Fragment van pagina

::::::

Waterkringloop vmbo-kgt34

Waterkringloop vmbo-kgt34

Waterkringloop

Intro

De hoeveelheid water op aarde is constant en wordt geschat op bijna 1400 miljoen kubieke kilometer. Daarvan is zo’n 2,5% geschikt voor gebruik door mens, dier en plant.
Geschikt, maar nog niet beschikbaar. Het water zit namelijk in ijskappen, in wolken of in de grond.

Hoeveel procent van het aardoppervlak bestaat uit water?

Water is voortdurend in beweging: oppervlaktewater verdampt, daaruit ontstaan wolken waaruit neerslag valt die als regen, sneeuw of hagel terugkomt naar de aarde. Het water komt vervolgens terecht in het oppervlaktewater of het trekt in de bodem.
Dat proces heet de waterkringloop.

Wat kan ik straks?

Aan het eind van deze opdracht kun je:

  • de waterkringloop beschrijven. Je gebruikt daarbij de begrippen: zon, wind, neerslag, verdamping, condensatie, infiltratie en stroomafwaarts.
  • omschrijven wat het verschil is tussen de korte en de lange waterkringloop.

Wat kan ik al?

In klas 1 of klas 2 heb je ook een opdracht over de waterkringloop gedaan.
Weet je het nog?
Bestudeer de eerste drie pagina's en bekijk de video in de Kennisbank.

Waterkringloop

Beantwoord de volgende vragen.

Wat ga ik doen?

Activiteiten

Aan de slag
Stap Activiteit
Stap 1 Je bekijkt de video's over de kringloop van water en maakt de oefening.
Stap 2 Je bekijkt een video met uitleg over de korte en lange waterkringloop. Je leest een tekst met uitleg. Daarna beantwoord je de vragen.
Afronding
Onderdeel Activiteit
Begrippen De begrippen gaan over de waterkringloop.
Eindopdracht A Kies je voor eindopdracht A: dan maak je de toets 'Waterkringloop'.
Eindopdracht B Kies je voor eindopdracht B: dan maak je met een klasgenoot een stripverhaal met de titel 'Water op wereldreis.'
Terugkijken Terugkijken op de opdracht.


Tijd
Voor deze opdracht heb je ongeveer 2 lesuren nodig.

::::::

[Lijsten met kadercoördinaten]
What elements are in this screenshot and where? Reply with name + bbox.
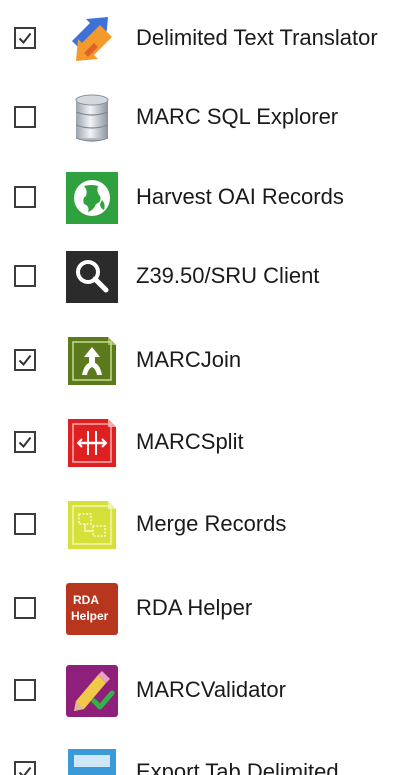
checkmark-icon <box>18 32 32 45</box>
checkbox-rda-helper[interactable] <box>14 597 36 619</box>
rda-icon-text-line-2: Helper <box>71 609 109 623</box>
tool-label: Z39.50/SRU Client <box>136 263 320 288</box>
checkbox-marcvalidator[interactable] <box>14 679 36 701</box>
tool-label: MARCValidator <box>136 677 286 702</box>
checkbox-delimited-text-translator[interactable] <box>14 27 36 49</box>
tool-label: Merge Records <box>136 511 287 536</box>
checkbox-export-tab-delimited[interactable] <box>14 761 36 775</box>
checkbox-harvest-oai-records[interactable] <box>14 186 36 208</box>
checkmark-icon <box>18 436 32 449</box>
export-tab-delimited-icon <box>64 745 120 775</box>
tool-row-marcjoin[interactable]: MARCJoin <box>0 330 416 390</box>
checkbox-merge-records[interactable] <box>14 513 36 535</box>
tool-list: Delimited Text Translator MARC SQL Explo… <box>0 0 416 775</box>
tool-row-export-tab-delimited[interactable]: Export Tab Delimited <box>0 742 416 775</box>
tool-label: Export Tab Delimited <box>136 759 339 775</box>
tool-row-rda-helper[interactable]: RDA Helper RDA Helper <box>0 578 416 638</box>
rda-icon-text-line-1: RDA <box>73 593 99 607</box>
marcsplit-icon <box>64 415 120 471</box>
checkbox-z3950-sru-client[interactable] <box>14 265 36 287</box>
tool-label: Harvest OAI Records <box>136 184 344 209</box>
tool-label: MARCJoin <box>136 347 242 372</box>
checkmark-icon <box>18 354 32 367</box>
database-icon <box>64 90 120 146</box>
magnifier-icon <box>64 249 120 305</box>
tool-label: MARC SQL Explorer <box>136 104 339 129</box>
tool-label: MARCSplit <box>136 429 244 454</box>
tool-row-marc-sql-explorer[interactable]: MARC SQL Explorer <box>0 87 416 147</box>
checkbox-marc-sql-explorer[interactable] <box>14 106 36 128</box>
delimited-text-translator-icon <box>64 11 120 67</box>
marcvalidator-icon <box>64 663 120 719</box>
tool-row-delimited-text-translator[interactable]: Delimited Text Translator <box>0 8 416 68</box>
marcjoin-icon <box>64 333 120 389</box>
tool-row-merge-records[interactable]: Merge Records <box>0 494 416 554</box>
tool-row-marcsplit[interactable]: MARCSplit <box>0 412 416 472</box>
merge-records-icon <box>64 497 120 553</box>
tool-row-harvest-oai-records[interactable]: Harvest OAI Records <box>0 167 416 227</box>
checkbox-marcsplit[interactable] <box>14 431 36 453</box>
tool-label: RDA Helper <box>136 595 253 620</box>
tool-label: Delimited Text Translator <box>136 25 378 50</box>
checkbox-marcjoin[interactable] <box>14 349 36 371</box>
globe-icon <box>64 170 120 226</box>
checkmark-icon <box>18 766 32 775</box>
tool-row-z3950-sru-client[interactable]: Z39.50/SRU Client <box>0 246 416 306</box>
rda-helper-icon: RDA Helper <box>64 581 120 637</box>
tool-row-marcvalidator[interactable]: MARCValidator <box>0 660 416 720</box>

::::::

Opdracht
Geef bij elke bewering aan of die klopt volgens de tekst over de waterkringloop, en citeer de woorden uit die tekst die de doorslag geven: (a) Ongeveer 2,5% van het water op aarde is geschikt voor gebruik door mens, dier en plant. (b) Eindopdracht B maak je in je eentje. (c) Voor de opdracht heb je ongeveer drie lesuren nodig. De gegevens staan los van de tekst.

Uitwerking
(a) Ja: "Daarvan is zo’n 2,5% geschikt voor gebruik door mens, dier en plant."
(b) Nee: "dan maak je met een klasgenoot een stripverhaal met de titel 'Water op wereldreis.'"
(c) Nee: "Voor deze opdracht heb je ongeveer 2 lesuren nodig."